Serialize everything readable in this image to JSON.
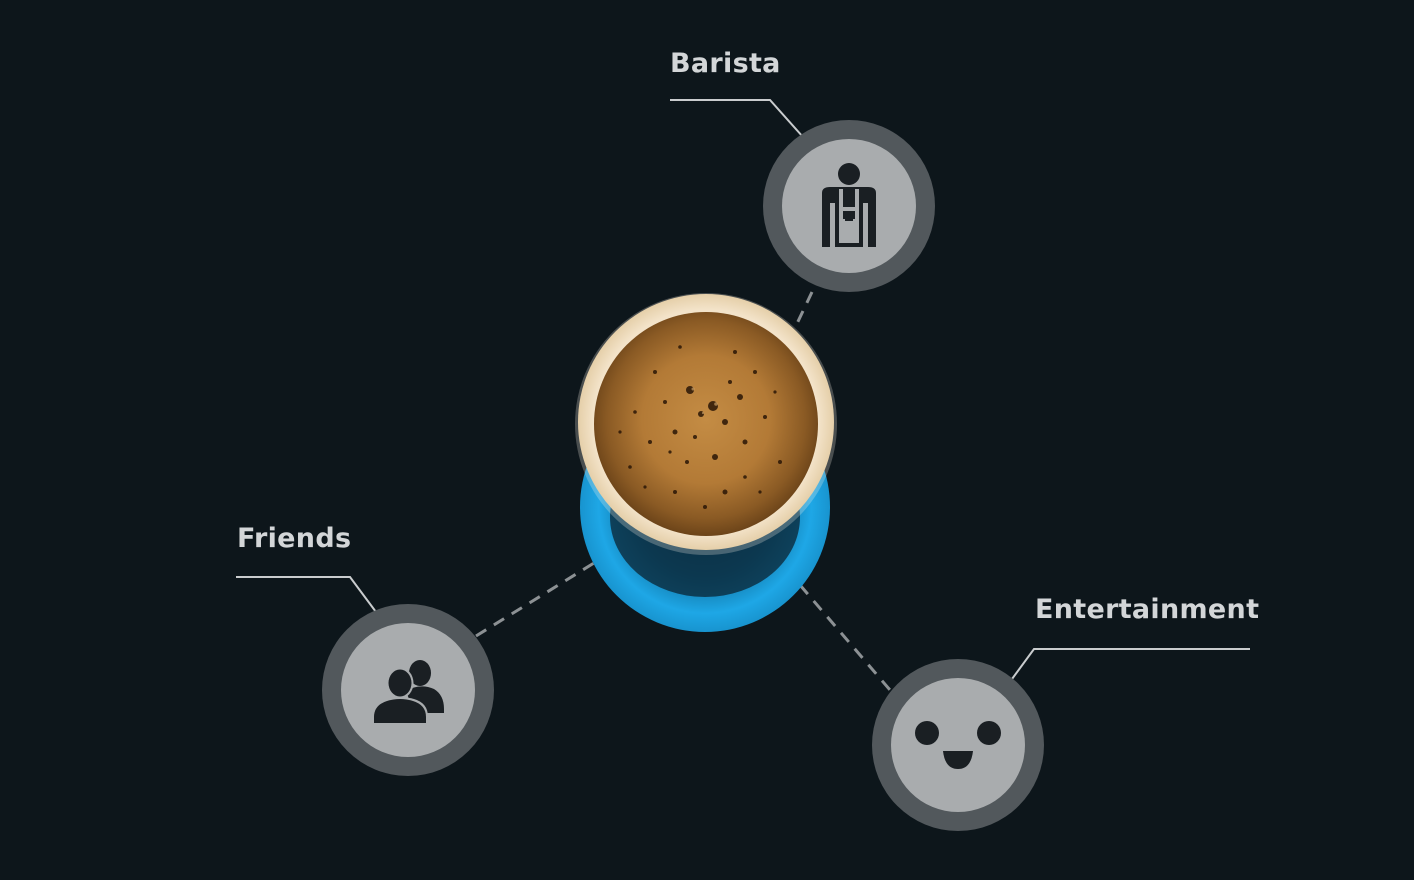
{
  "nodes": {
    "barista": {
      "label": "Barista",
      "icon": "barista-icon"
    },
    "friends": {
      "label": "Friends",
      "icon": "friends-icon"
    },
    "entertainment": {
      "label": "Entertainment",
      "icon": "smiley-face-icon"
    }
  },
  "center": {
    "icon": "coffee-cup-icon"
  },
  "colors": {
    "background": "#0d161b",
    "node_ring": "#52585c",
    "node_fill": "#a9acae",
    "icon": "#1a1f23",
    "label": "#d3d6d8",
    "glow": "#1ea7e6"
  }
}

→ **EXERCISE INSTRUCTIONS**: Transcribe every record above exactly as written, leaving out any pictures.

→ **ANSWER TO THE PROBLEM**:
Serialize everything readable in this image to JSON.
{
  "nodes": {
    "barista": {
      "label": "Barista",
      "icon": "barista-icon"
    },
    "friends": {
      "label": "Friends",
      "icon": "friends-icon"
    },
    "entertainment": {
      "label": "Entertainment",
      "icon": "smiley-face-icon"
    }
  },
  "center": {
    "icon": "coffee-cup-icon"
  },
  "colors": {
    "background": "#0d161b",
    "node_ring": "#52585c",
    "node_fill": "#a9acae",
    "icon": "#1a1f23",
    "label": "#d3d6d8",
    "glow": "#1ea7e6"
  }
}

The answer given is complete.